TASK STATEMENT:
Restate exactly the lines below, from the one containing "Type out the text in this image." through the final line, and leave out the pictures.

RECORD LIST:
______

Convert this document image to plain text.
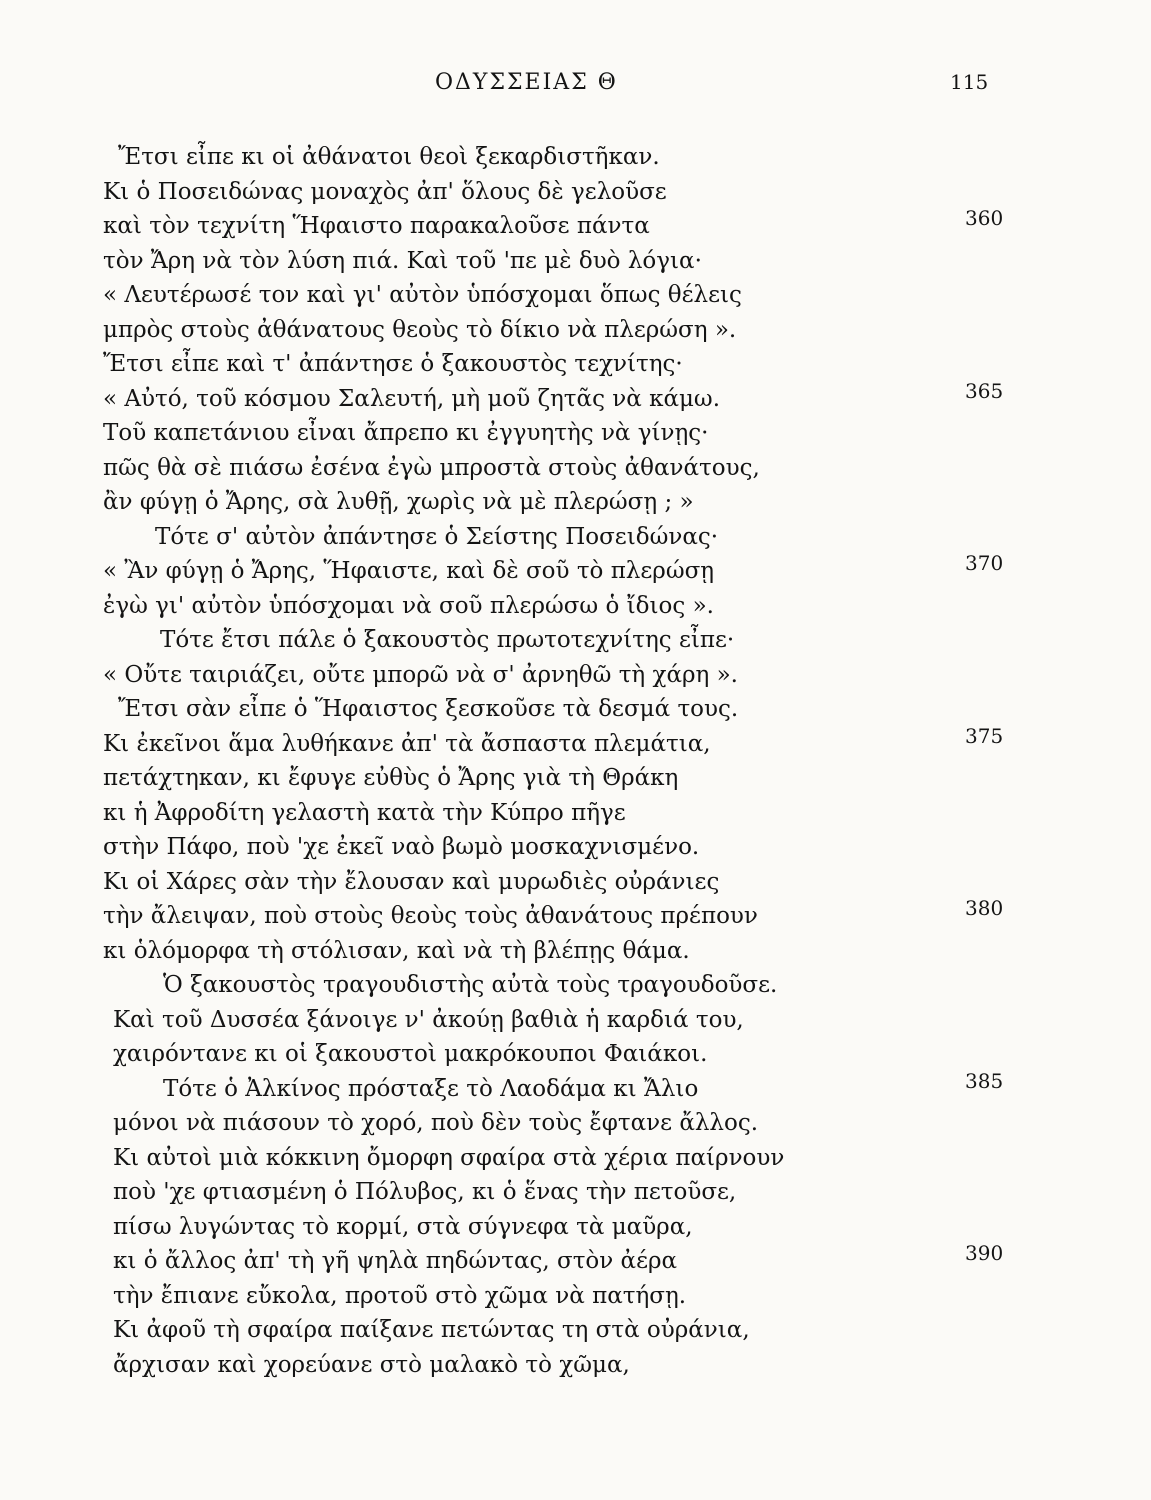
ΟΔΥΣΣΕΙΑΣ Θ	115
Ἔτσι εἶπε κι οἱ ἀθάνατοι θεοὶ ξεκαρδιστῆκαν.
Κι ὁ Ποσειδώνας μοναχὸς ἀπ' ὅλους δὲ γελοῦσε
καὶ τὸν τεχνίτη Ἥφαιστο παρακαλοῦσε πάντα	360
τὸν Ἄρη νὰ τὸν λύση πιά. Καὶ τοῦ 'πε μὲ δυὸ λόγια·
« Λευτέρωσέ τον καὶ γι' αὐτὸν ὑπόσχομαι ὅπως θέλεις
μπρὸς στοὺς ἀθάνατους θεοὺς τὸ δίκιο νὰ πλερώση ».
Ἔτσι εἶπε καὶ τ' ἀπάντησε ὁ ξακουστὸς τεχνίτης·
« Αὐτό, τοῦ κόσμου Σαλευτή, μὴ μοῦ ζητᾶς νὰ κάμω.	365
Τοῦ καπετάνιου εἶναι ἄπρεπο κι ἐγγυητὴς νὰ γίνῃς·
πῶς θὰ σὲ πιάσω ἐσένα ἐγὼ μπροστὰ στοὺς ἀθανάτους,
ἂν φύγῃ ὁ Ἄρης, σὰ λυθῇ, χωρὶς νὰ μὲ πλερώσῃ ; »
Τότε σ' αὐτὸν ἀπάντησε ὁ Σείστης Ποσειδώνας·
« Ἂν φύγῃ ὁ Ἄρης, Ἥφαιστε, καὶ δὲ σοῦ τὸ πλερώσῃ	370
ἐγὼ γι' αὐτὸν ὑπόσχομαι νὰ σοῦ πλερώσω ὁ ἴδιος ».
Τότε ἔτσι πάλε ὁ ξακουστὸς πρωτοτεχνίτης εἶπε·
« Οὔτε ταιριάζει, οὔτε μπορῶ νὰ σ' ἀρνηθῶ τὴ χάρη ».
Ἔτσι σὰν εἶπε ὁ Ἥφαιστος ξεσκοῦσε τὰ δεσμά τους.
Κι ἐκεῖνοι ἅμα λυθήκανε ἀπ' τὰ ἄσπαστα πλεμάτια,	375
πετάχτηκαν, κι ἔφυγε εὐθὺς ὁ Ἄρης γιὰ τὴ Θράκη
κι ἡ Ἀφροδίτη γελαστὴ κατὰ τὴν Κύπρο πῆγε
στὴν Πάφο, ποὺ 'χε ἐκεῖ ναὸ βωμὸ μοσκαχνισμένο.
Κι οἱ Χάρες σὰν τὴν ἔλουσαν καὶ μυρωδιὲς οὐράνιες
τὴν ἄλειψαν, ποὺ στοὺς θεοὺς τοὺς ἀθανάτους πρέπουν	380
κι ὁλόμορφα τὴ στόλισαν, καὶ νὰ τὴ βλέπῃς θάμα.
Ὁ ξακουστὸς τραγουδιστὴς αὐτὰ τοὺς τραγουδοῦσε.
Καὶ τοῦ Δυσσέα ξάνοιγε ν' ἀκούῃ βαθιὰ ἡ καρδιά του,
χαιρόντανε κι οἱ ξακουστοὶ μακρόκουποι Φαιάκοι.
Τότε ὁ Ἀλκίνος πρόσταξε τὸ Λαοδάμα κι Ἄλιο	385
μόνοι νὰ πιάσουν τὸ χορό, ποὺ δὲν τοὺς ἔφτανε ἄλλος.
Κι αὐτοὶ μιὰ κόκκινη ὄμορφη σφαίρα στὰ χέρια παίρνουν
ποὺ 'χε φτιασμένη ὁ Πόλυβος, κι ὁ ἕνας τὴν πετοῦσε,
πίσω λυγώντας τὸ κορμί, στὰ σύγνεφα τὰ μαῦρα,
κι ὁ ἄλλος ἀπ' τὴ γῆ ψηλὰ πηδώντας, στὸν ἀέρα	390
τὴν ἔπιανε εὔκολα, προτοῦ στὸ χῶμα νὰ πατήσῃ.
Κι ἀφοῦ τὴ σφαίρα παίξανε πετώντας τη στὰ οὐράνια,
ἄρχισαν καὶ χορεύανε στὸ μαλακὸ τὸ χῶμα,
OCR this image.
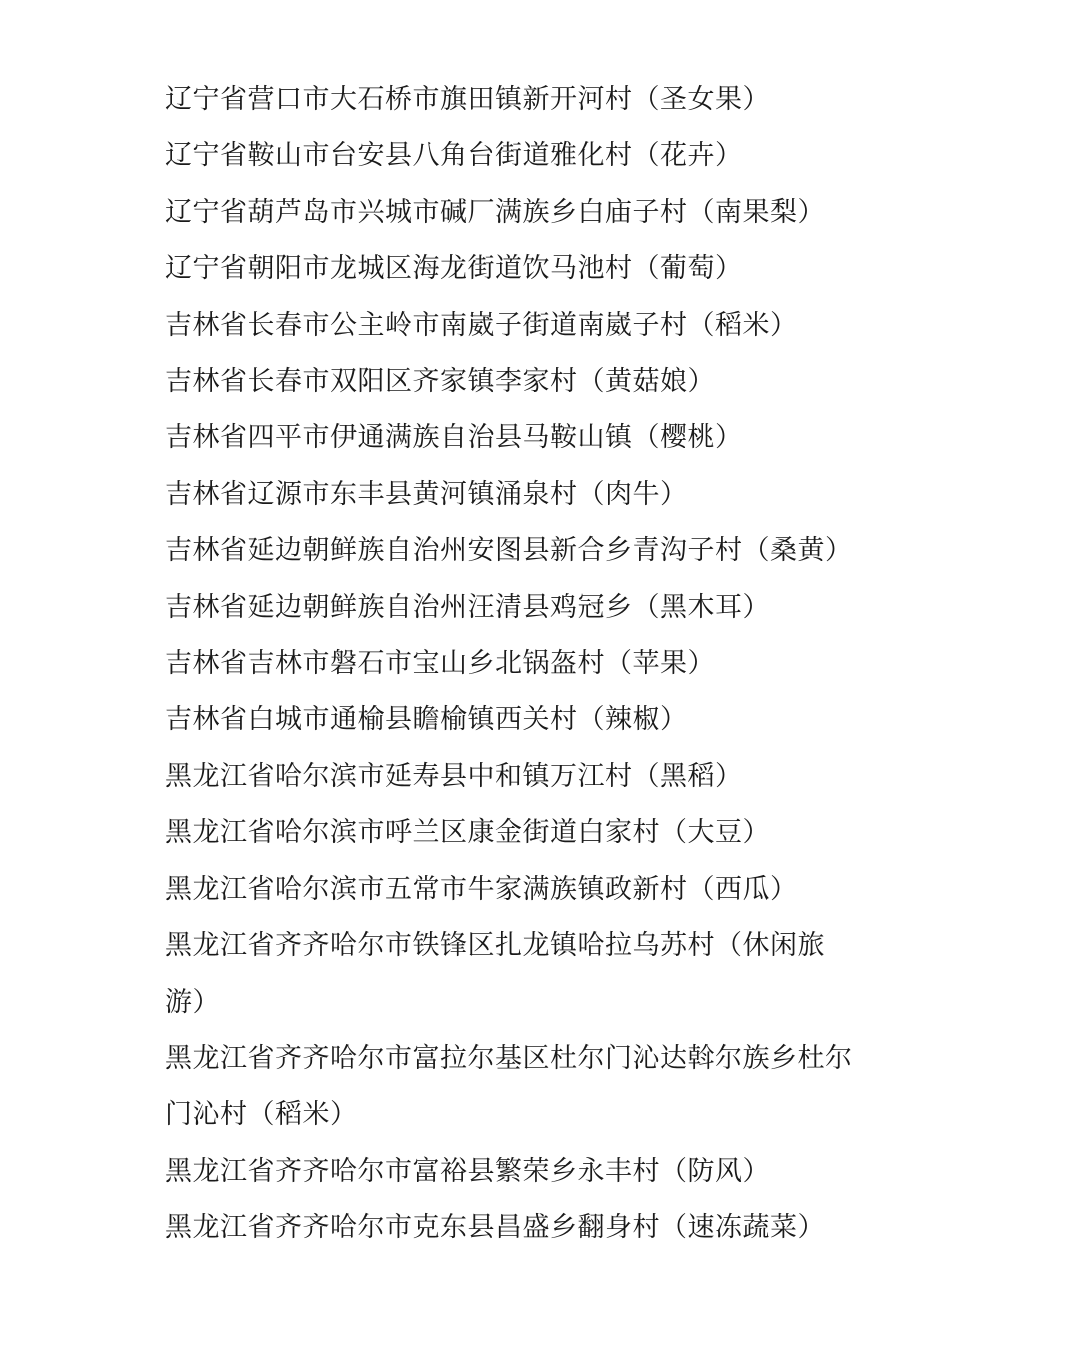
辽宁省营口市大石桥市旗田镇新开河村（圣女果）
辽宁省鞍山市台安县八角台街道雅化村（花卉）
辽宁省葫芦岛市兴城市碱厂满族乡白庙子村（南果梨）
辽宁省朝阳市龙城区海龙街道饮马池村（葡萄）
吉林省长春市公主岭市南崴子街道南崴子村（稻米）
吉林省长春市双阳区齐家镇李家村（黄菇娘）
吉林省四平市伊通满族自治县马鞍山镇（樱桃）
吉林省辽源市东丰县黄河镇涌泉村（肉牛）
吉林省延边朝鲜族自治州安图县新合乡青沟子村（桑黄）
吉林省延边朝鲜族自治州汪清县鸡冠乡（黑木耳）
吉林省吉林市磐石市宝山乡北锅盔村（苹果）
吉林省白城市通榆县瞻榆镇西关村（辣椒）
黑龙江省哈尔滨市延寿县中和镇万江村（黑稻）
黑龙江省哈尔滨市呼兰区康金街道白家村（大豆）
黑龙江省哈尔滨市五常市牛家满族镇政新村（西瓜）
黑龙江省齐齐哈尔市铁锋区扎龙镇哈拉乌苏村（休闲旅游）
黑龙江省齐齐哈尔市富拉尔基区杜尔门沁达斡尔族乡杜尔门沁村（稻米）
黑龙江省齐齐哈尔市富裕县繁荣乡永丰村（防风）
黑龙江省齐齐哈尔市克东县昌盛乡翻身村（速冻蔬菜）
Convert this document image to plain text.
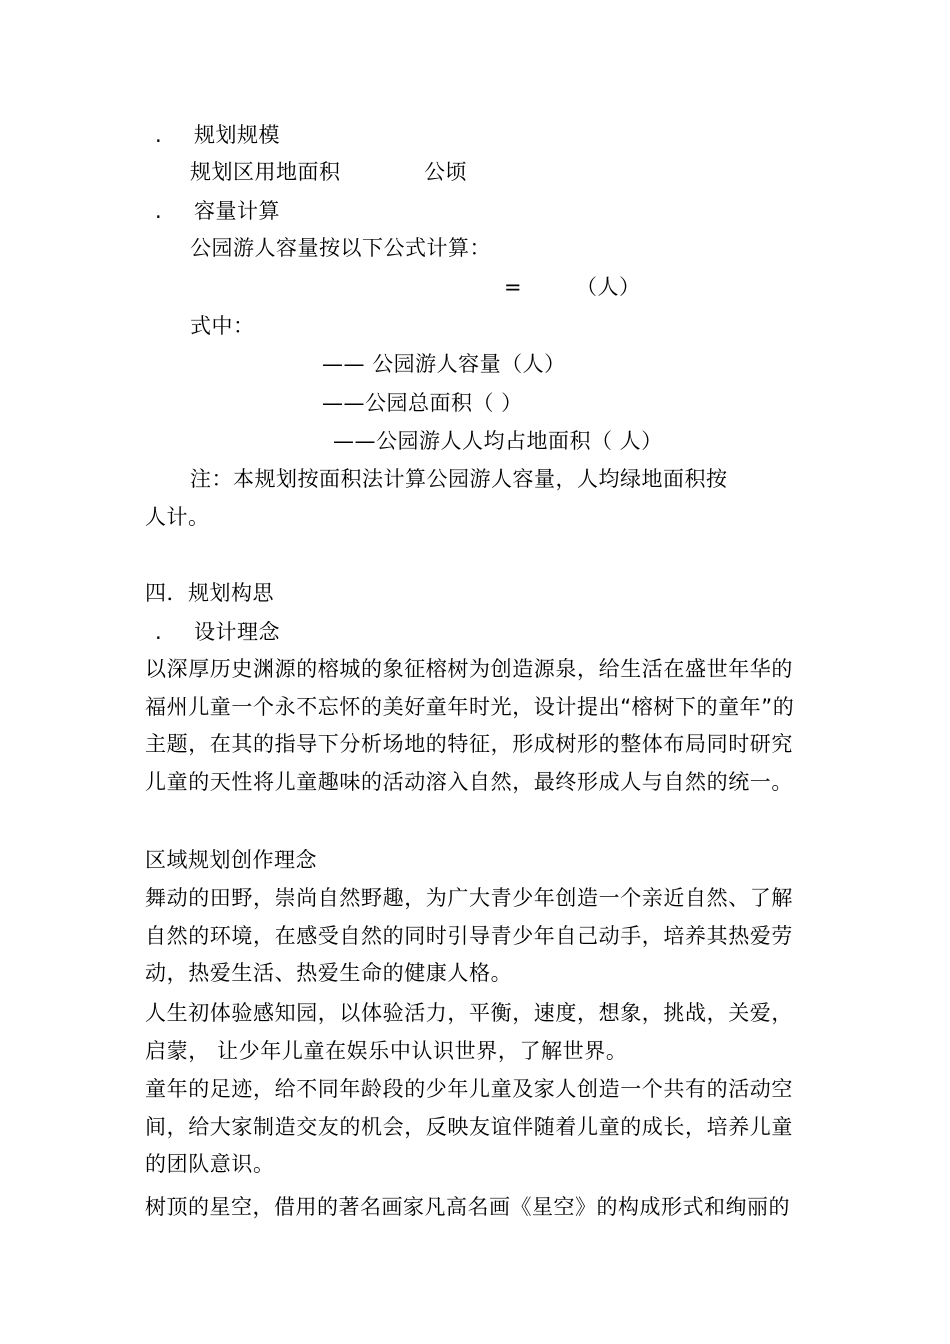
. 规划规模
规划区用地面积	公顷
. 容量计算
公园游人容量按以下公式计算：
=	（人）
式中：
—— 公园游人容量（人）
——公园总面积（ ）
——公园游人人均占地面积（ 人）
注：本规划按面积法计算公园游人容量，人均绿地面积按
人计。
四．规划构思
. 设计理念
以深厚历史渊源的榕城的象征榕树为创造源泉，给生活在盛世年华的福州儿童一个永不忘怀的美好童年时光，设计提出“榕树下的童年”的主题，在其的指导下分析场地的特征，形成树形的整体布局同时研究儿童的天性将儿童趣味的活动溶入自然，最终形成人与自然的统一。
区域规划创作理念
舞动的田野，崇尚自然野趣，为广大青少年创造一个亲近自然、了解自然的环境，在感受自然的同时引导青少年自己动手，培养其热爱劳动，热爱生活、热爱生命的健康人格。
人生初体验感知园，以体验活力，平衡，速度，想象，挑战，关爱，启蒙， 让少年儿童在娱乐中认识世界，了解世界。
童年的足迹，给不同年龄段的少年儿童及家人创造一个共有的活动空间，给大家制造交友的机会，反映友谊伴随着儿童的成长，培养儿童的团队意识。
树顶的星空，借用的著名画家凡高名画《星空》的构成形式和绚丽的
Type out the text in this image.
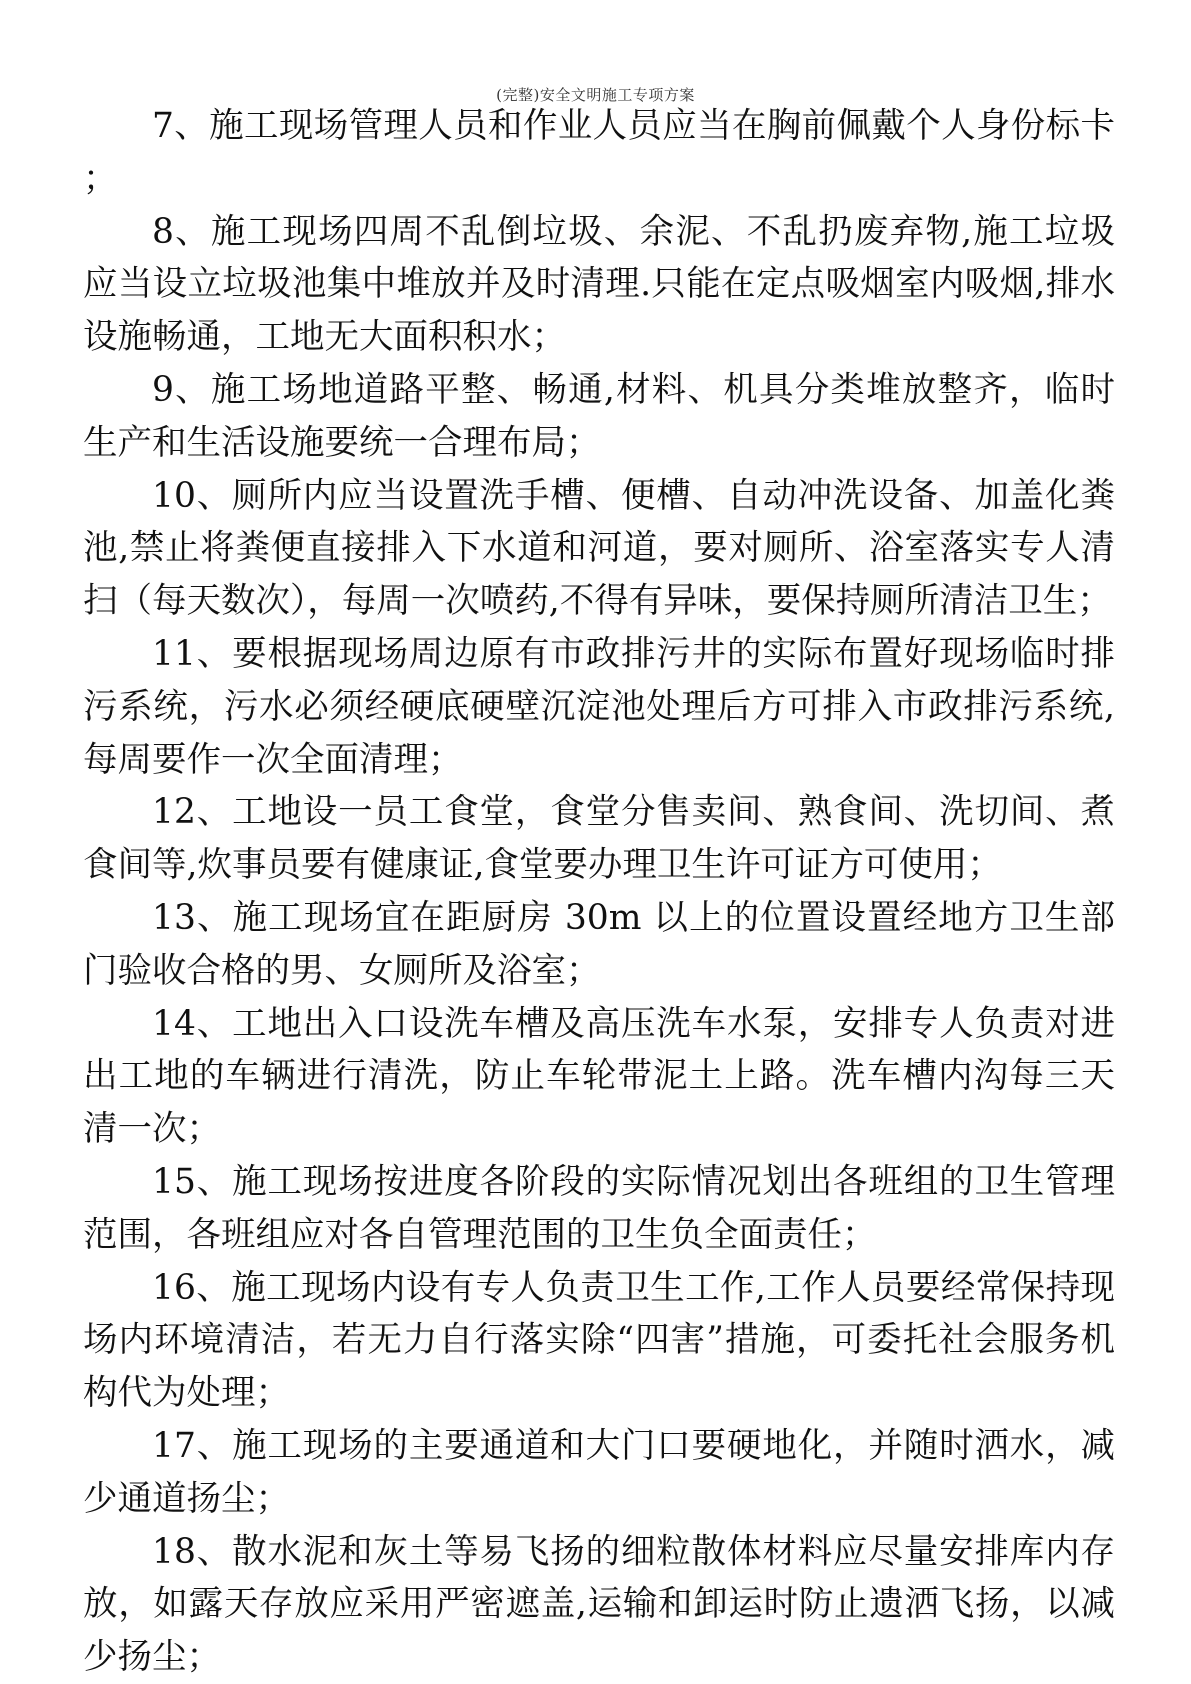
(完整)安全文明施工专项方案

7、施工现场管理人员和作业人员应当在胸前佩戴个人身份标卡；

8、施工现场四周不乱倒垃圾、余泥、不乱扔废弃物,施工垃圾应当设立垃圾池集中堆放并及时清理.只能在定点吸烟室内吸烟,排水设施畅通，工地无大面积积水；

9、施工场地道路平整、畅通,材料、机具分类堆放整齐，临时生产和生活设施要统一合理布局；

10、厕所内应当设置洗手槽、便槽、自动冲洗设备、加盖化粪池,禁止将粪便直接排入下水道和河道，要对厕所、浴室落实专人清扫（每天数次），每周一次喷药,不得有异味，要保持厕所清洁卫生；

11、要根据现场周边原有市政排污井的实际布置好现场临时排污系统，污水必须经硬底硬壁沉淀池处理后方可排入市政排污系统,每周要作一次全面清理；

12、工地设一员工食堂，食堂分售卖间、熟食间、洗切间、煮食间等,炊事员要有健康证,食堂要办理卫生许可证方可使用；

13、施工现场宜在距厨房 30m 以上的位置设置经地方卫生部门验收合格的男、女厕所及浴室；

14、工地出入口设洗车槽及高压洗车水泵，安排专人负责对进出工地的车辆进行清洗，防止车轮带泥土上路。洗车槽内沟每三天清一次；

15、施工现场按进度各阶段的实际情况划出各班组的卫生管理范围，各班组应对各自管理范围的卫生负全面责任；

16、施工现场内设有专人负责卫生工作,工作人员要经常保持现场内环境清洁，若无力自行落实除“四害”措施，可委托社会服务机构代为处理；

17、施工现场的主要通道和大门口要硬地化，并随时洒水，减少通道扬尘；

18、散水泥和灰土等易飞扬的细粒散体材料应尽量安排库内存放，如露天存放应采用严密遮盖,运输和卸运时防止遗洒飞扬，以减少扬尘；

______

SOLUTION BELOW:
Type out the text in this image.
(完整)安全文明施工专项方案

7、施工现场管理人员和作业人员应当在胸前佩戴个人身份标卡；

8、施工现场四周不乱倒垃圾、余泥、不乱扔废弃物,施工垃圾应当设立垃圾池集中堆放并及时清理.只能在定点吸烟室内吸烟,排水设施畅通，工地无大面积积水；

9、施工场地道路平整、畅通,材料、机具分类堆放整齐，临时生产和生活设施要统一合理布局；

10、厕所内应当设置洗手槽、便槽、自动冲洗设备、加盖化粪池,禁止将粪便直接排入下水道和河道，要对厕所、浴室落实专人清扫（每天数次），每周一次喷药,不得有异味，要保持厕所清洁卫生；

11、要根据现场周边原有市政排污井的实际布置好现场临时排污系统，污水必须经硬底硬壁沉淀池处理后方可排入市政排污系统,每周要作一次全面清理；

12、工地设一员工食堂，食堂分售卖间、熟食间、洗切间、煮食间等,炊事员要有健康证,食堂要办理卫生许可证方可使用；

13、施工现场宜在距厨房 30m 以上的位置设置经地方卫生部门验收合格的男、女厕所及浴室；

14、工地出入口设洗车槽及高压洗车水泵，安排专人负责对进出工地的车辆进行清洗，防止车轮带泥土上路。洗车槽内沟每三天清一次；

15、施工现场按进度各阶段的实际情况划出各班组的卫生管理范围，各班组应对各自管理范围的卫生负全面责任；

16、施工现场内设有专人负责卫生工作,工作人员要经常保持现场内环境清洁，若无力自行落实除“四害”措施，可委托社会服务机构代为处理；

17、施工现场的主要通道和大门口要硬地化，并随时洒水，减少通道扬尘；

18、散水泥和灰土等易飞扬的细粒散体材料应尽量安排库内存放，如露天存放应采用严密遮盖,运输和卸运时防止遗洒飞扬，以减少扬尘；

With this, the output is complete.